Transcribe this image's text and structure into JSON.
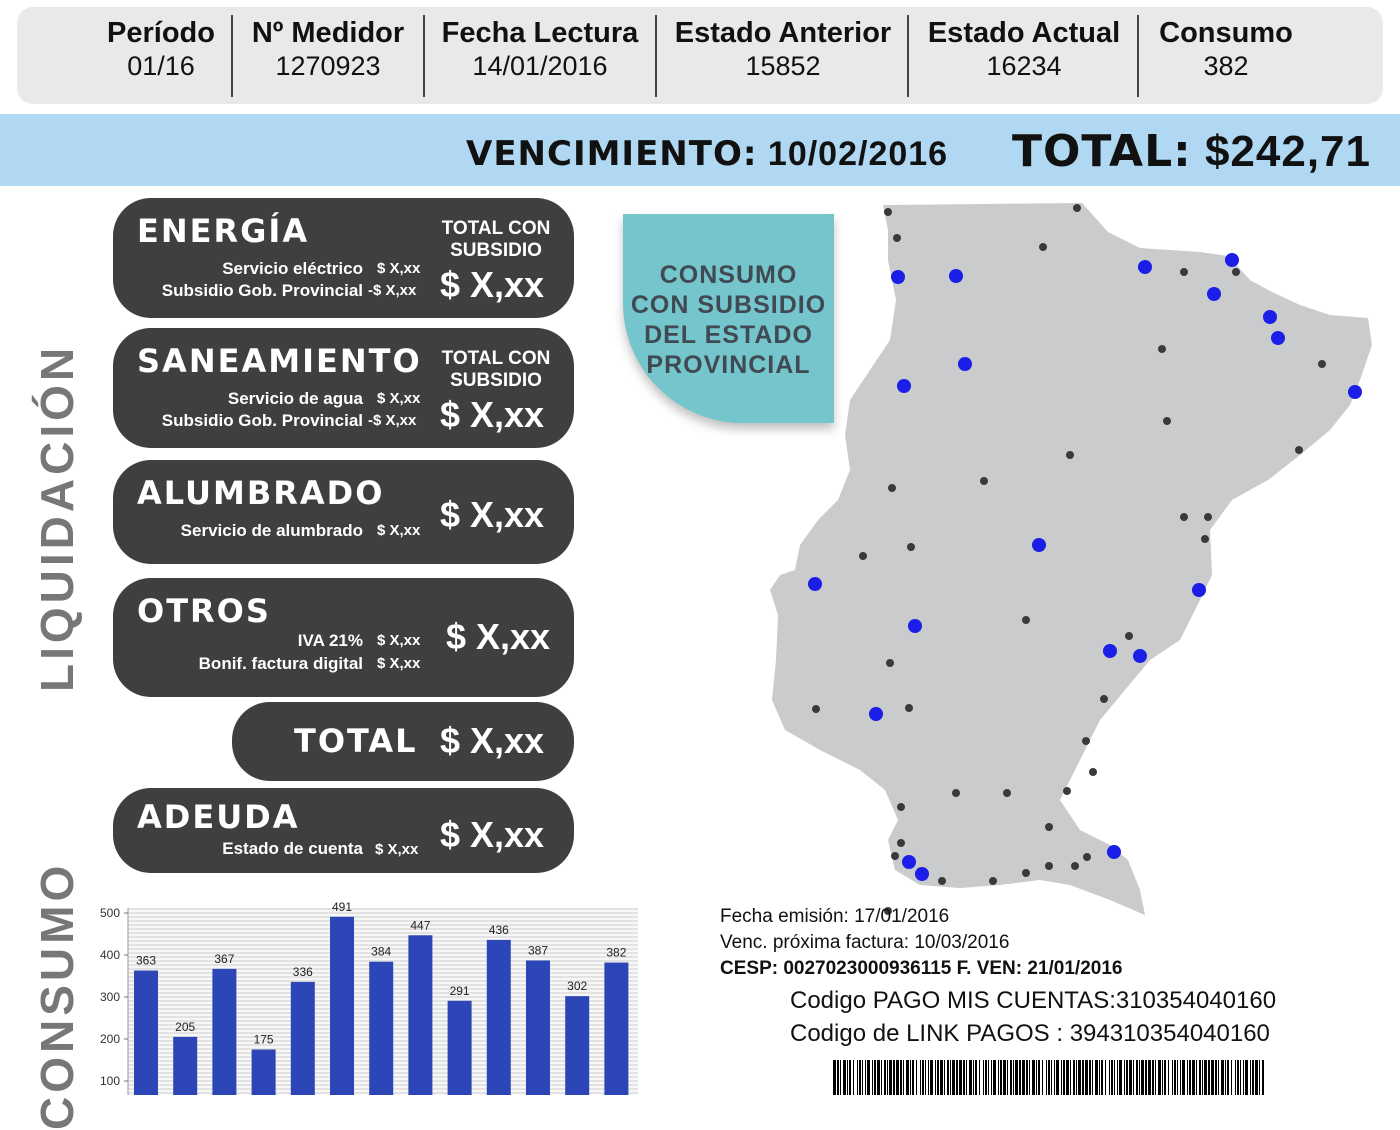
{
  "header": {
    "columns": [
      {
        "label": "Período",
        "value": "01/16"
      },
      {
        "label": "Nº Medidor",
        "value": "1270923"
      },
      {
        "label": "Fecha Lectura",
        "value": "14/01/2016"
      },
      {
        "label": "Estado Anterior",
        "value": "15852"
      },
      {
        "label": "Estado Actual",
        "value": "16234"
      },
      {
        "label": "Consumo",
        "value": "382"
      }
    ]
  },
  "due": {
    "vencimiento_label": "VENCIMIENTO:",
    "vencimiento_date": "10/02/2016",
    "total_label": "TOTAL:",
    "total_value": "$242,71"
  },
  "side_labels": {
    "liquidacion": "LIQUIDACIÓN",
    "consumo": "CONSUMO"
  },
  "liquidacion": {
    "energia": {
      "title": "ENERGÍA",
      "total_label_1": "TOTAL CON",
      "total_label_2": "SUBSIDIO",
      "line1": "Servicio eléctrico",
      "line1_value": "$ X,xx",
      "line2": "Subsidio Gob. Provincial",
      "line2_value": "-$ X,xx",
      "amount": "$ X,xx"
    },
    "saneamiento": {
      "title": "SANEAMIENTO",
      "total_label_1": "TOTAL CON",
      "total_label_2": "SUBSIDIO",
      "line1": "Servicio de agua",
      "line1_value": "$ X,xx",
      "line2": "Subsidio Gob. Provincial",
      "line2_value": "-$ X,xx",
      "amount": "$ X,xx"
    },
    "alumbrado": {
      "title": "ALUMBRADO",
      "line1": "Servicio de alumbrado",
      "line1_value": "$ X,xx",
      "amount": "$ X,xx"
    },
    "otros": {
      "title": "OTROS",
      "line1": "IVA 21%",
      "line1_value": "$ X,xx",
      "line2": "Bonif. factura digital",
      "line2_value": "$ X,xx",
      "amount": "$ X,xx"
    },
    "total": {
      "title": "TOTAL",
      "amount": "$ X,xx"
    },
    "adeuda": {
      "title": "ADEUDA",
      "line1": "Estado de cuenta",
      "line1_value": "$ X,xx",
      "amount": "$ X,xx"
    }
  },
  "subsidy_badge": {
    "line1": "CONSUMO",
    "line2": "CON SUBSIDIO",
    "line3": "DEL ESTADO",
    "line4": "PROVINCIAL"
  },
  "bill_info": {
    "emision": "Fecha emisión: 17/01/2016",
    "proxima": "Venc. próxima factura: 10/03/2016",
    "cesp": "CESP:  0027023000936115  F. VEN: 21/01/2016",
    "pago_mis_cuentas": "Codigo PAGO MIS CUENTAS:310354040160",
    "link_pagos": "Codigo de LINK PAGOS :  394310354040160"
  },
  "colors": {
    "band": "#b0d8f2",
    "pill": "#3f3f41",
    "badge": "#74c6cc",
    "map_fill": "#cacbcd",
    "blue_dot": "#1a1ee6",
    "bar": "#2c46b8"
  },
  "chart_data": {
    "type": "bar",
    "categories": [
      "",
      "",
      "",
      "",
      "",
      "",
      "",
      "",
      "",
      "",
      "",
      "",
      ""
    ],
    "values": [
      363,
      205,
      367,
      175,
      336,
      491,
      384,
      447,
      291,
      436,
      387,
      302,
      382
    ],
    "yticks": [
      "100",
      "200",
      "300",
      "400",
      "500"
    ],
    "ylim": [
      0,
      520
    ],
    "title": "",
    "xlabel": "",
    "ylabel": "",
    "grid": true
  }
}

**********

Required task – Make an exact copy of the records above, with the pictures left out.

Exercise solution –
Transcribe this image's text and structure into JSON.
{
  "header": {
    "columns": [
      {
        "label": "Período",
        "value": "01/16"
      },
      {
        "label": "Nº Medidor",
        "value": "1270923"
      },
      {
        "label": "Fecha Lectura",
        "value": "14/01/2016"
      },
      {
        "label": "Estado Anterior",
        "value": "15852"
      },
      {
        "label": "Estado Actual",
        "value": "16234"
      },
      {
        "label": "Consumo",
        "value": "382"
      }
    ]
  },
  "due": {
    "vencimiento_label": "VENCIMIENTO:",
    "vencimiento_date": "10/02/2016",
    "total_label": "TOTAL:",
    "total_value": "$242,71"
  },
  "side_labels": {
    "liquidacion": "LIQUIDACIÓN",
    "consumo": "CONSUMO"
  },
  "liquidacion": {
    "energia": {
      "title": "ENERGÍA",
      "total_label_1": "TOTAL CON",
      "total_label_2": "SUBSIDIO",
      "line1": "Servicio eléctrico",
      "line1_value": "$ X,xx",
      "line2": "Subsidio Gob. Provincial",
      "line2_value": "-$ X,xx",
      "amount": "$ X,xx"
    },
    "saneamiento": {
      "title": "SANEAMIENTO",
      "total_label_1": "TOTAL CON",
      "total_label_2": "SUBSIDIO",
      "line1": "Servicio de agua",
      "line1_value": "$ X,xx",
      "line2": "Subsidio Gob. Provincial",
      "line2_value": "-$ X,xx",
      "amount": "$ X,xx"
    },
    "alumbrado": {
      "title": "ALUMBRADO",
      "line1": "Servicio de alumbrado",
      "line1_value": "$ X,xx",
      "amount": "$ X,xx"
    },
    "otros": {
      "title": "OTROS",
      "line1": "IVA 21%",
      "line1_value": "$ X,xx",
      "line2": "Bonif. factura digital",
      "line2_value": "$ X,xx",
      "amount": "$ X,xx"
    },
    "total": {
      "title": "TOTAL",
      "amount": "$ X,xx"
    },
    "adeuda": {
      "title": "ADEUDA",
      "line1": "Estado de cuenta",
      "line1_value": "$ X,xx",
      "amount": "$ X,xx"
    }
  },
  "subsidy_badge": {
    "line1": "CONSUMO",
    "line2": "CON SUBSIDIO",
    "line3": "DEL ESTADO",
    "line4": "PROVINCIAL"
  },
  "bill_info": {
    "emision": "Fecha emisión: 17/01/2016",
    "proxima": "Venc. próxima factura: 10/03/2016",
    "cesp": "CESP:  0027023000936115  F. VEN: 21/01/2016",
    "pago_mis_cuentas": "Codigo PAGO MIS CUENTAS:310354040160",
    "link_pagos": "Codigo de LINK PAGOS :  394310354040160"
  },
  "colors": {
    "band": "#b0d8f2",
    "pill": "#3f3f41",
    "badge": "#74c6cc",
    "map_fill": "#cacbcd",
    "blue_dot": "#1a1ee6",
    "bar": "#2c46b8"
  },
  "chart_data": {
    "type": "bar",
    "categories": [
      "",
      "",
      "",
      "",
      "",
      "",
      "",
      "",
      "",
      "",
      "",
      "",
      ""
    ],
    "values": [
      363,
      205,
      367,
      175,
      336,
      491,
      384,
      447,
      291,
      436,
      387,
      302,
      382
    ],
    "yticks": [
      "100",
      "200",
      "300",
      "400",
      "500"
    ],
    "ylim": [
      0,
      520
    ],
    "title": "",
    "xlabel": "",
    "ylabel": "",
    "grid": true
  }
}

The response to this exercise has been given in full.